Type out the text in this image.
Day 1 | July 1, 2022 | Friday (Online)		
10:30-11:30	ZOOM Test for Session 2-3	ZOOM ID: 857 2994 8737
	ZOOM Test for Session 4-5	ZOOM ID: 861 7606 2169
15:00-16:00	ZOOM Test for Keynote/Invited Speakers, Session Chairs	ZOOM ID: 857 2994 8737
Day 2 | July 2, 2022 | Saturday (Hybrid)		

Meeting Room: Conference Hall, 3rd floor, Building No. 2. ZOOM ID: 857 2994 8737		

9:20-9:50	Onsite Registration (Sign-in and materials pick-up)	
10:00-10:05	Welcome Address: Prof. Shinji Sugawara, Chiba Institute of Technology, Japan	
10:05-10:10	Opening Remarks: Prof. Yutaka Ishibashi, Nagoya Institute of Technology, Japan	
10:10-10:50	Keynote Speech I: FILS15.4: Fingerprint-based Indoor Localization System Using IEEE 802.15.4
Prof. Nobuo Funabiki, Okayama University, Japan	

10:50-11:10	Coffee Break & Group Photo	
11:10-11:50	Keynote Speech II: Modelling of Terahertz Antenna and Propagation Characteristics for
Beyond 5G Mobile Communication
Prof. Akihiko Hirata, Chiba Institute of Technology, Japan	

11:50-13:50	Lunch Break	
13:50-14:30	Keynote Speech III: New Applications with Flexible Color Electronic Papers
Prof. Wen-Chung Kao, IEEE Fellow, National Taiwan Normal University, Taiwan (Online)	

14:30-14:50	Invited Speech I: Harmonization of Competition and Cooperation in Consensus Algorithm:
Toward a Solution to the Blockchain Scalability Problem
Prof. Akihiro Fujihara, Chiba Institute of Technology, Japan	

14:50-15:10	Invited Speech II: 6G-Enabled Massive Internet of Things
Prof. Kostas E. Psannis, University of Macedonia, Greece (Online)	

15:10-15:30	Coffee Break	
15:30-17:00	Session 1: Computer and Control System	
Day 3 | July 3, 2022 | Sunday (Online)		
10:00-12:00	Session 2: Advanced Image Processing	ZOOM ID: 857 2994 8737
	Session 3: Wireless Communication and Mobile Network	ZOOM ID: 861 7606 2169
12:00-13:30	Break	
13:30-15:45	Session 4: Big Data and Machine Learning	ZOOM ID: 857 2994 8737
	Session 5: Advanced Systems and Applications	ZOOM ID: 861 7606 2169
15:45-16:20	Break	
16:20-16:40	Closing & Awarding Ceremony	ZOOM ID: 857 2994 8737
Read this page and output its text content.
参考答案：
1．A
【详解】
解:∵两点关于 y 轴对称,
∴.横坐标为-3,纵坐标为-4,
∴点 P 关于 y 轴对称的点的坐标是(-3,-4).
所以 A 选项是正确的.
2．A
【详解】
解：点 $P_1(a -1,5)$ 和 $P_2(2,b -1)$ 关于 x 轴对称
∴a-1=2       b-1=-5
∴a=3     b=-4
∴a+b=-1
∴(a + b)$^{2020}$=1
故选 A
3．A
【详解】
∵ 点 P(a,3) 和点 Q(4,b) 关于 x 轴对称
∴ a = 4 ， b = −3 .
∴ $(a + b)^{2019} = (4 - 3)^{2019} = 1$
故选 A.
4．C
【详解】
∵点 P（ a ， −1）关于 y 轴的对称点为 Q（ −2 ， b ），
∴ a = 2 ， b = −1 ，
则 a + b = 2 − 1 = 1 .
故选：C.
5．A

• • • •

** Problem details **
Identify the lines of the data that contain the word "Test". Copy each of them.

** Final result **
10:30-11:30	ZOOM Test for Session 2-3	ZOOM ID: 857 2994 8737
	ZOOM Test for Session 4-5	ZOOM ID: 861 7606 2169
15:00-16:00	ZOOM Test for Keynote/Invited Speakers, Session Chairs	ZOOM ID: 857 2994 8737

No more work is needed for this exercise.